[Dataset items]
[Start]

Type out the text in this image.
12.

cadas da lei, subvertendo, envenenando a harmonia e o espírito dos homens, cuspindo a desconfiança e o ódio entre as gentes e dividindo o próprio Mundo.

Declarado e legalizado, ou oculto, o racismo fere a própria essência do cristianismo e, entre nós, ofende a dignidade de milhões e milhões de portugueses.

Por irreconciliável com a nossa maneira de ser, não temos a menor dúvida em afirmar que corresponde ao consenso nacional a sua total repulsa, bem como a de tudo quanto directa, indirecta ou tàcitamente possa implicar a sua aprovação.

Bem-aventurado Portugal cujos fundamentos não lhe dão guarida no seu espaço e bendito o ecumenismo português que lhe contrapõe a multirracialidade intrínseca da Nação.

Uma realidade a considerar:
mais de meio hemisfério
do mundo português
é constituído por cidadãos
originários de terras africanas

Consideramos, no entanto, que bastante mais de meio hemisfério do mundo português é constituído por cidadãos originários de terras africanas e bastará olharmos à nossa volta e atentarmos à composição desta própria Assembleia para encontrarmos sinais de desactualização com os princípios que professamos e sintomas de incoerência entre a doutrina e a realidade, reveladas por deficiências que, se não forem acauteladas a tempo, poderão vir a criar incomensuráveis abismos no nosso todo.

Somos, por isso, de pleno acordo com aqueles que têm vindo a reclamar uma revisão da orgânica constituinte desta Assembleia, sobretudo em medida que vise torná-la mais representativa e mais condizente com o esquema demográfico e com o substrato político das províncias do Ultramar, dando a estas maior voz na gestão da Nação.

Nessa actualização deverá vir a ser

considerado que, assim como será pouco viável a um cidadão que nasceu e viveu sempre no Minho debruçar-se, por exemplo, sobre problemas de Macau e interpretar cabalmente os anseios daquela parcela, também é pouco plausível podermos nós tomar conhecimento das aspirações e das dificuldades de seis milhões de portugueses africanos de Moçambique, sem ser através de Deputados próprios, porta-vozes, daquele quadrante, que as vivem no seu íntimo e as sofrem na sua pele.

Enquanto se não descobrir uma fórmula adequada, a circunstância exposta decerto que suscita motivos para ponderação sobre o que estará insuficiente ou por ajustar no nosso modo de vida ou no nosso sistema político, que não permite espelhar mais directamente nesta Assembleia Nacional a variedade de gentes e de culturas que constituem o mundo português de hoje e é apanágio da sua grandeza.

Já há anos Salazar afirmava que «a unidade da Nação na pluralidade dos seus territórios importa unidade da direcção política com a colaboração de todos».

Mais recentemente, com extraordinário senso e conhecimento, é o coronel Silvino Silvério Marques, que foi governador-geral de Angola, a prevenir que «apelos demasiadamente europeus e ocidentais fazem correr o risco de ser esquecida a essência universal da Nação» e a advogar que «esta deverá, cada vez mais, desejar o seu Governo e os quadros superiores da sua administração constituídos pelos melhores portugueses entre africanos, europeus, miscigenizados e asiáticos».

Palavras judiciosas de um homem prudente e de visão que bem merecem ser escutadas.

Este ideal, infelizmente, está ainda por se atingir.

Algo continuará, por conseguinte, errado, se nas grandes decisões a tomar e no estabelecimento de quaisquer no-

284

[End]

• [Task description]:
Return the lines above exactly, keeping every word.

• [Exercise answer]:
Type out the text in this image.
12.

cadas da lei, subvertendo, envenenando a harmonia e o espírito dos homens, cuspindo a desconfiança e o ódio entre as gentes e dividindo o próprio Mundo.

Declarado e legalizado, ou oculto, o racismo fere a própria essência do cristianismo e, entre nós, ofende a dignidade de milhões e milhões de portugueses.

Por irreconciliável com a nossa maneira de ser, não temos a menor dúvida em afirmar que corresponde ao consenso nacional a sua total repulsa, bem como a de tudo quanto directa, indirecta ou tàcitamente possa implicar a sua aprovação.

Bem-aventurado Portugal cujos fundamentos não lhe dão guarida no seu espaço e bendito o ecumenismo português que lhe contrapõe a multirracialidade intrínseca da Nação.

Uma realidade a considerar:
mais de meio hemisfério
do mundo português
é constituído por cidadãos
originários de terras africanas

Consideramos, no entanto, que bastante mais de meio hemisfério do mundo português é constituído por cidadãos originários de terras africanas e bastará olharmos à nossa volta e atentarmos à composição desta própria Assembleia para encontrarmos sinais de desactualização com os princípios que professamos e sintomas de incoerência entre a doutrina e a realidade, reveladas por deficiências que, se não forem acauteladas a tempo, poderão vir a criar incomensuráveis abismos no nosso todo.

Somos, por isso, de pleno acordo com aqueles que têm vindo a reclamar uma revisão da orgânica constituinte desta Assembleia, sobretudo em medida que vise torná-la mais representativa e mais condizente com o esquema demográfico e com o substrato político das províncias do Ultramar, dando a estas maior voz na gestão da Nação.

Nessa actualização deverá vir a ser

considerado que, assim como será pouco viável a um cidadão que nasceu e viveu sempre no Minho debruçar-se, por exemplo, sobre problemas de Macau e interpretar cabalmente os anseios daquela parcela, também é pouco plausível podermos nós tomar conhecimento das aspirações e das dificuldades de seis milhões de portugueses africanos de Moçambique, sem ser através de Deputados próprios, porta-vozes, daquele quadrante, que as vivem no seu íntimo e as sofrem na sua pele.

Enquanto se não descobrir uma fórmula adequada, a circunstância exposta decerto que suscita motivos para ponderação sobre o que estará insuficiente ou por ajustar no nosso modo de vida ou no nosso sistema político, que não permite espelhar mais directamente nesta Assembleia Nacional a variedade de gentes e de culturas que constituem o mundo português de hoje e é apanágio da sua grandeza.

Já há anos Salazar afirmava que «a unidade da Nação na pluralidade dos seus territórios importa unidade da direcção política com a colaboração de todos».

Mais recentemente, com extraordinário senso e conhecimento, é o coronel Silvino Silvério Marques, que foi governador-geral de Angola, a prevenir que «apelos demasiadamente europeus e ocidentais fazem correr o risco de ser esquecida a essência universal da Nação» e a advogar que «esta deverá, cada vez mais, desejar o seu Governo e os quadros superiores da sua administração constituídos pelos melhores portugueses entre africanos, europeus, miscigenizados e asiáticos».

Palavras judiciosas de um homem prudente e de visão que bem merecem ser escutadas.

Este ideal, infelizmente, está ainda por se atingir.

Algo continuará, por conseguinte, errado, se nas grandes decisões a tomar e no estabelecimento de quaisquer no-

284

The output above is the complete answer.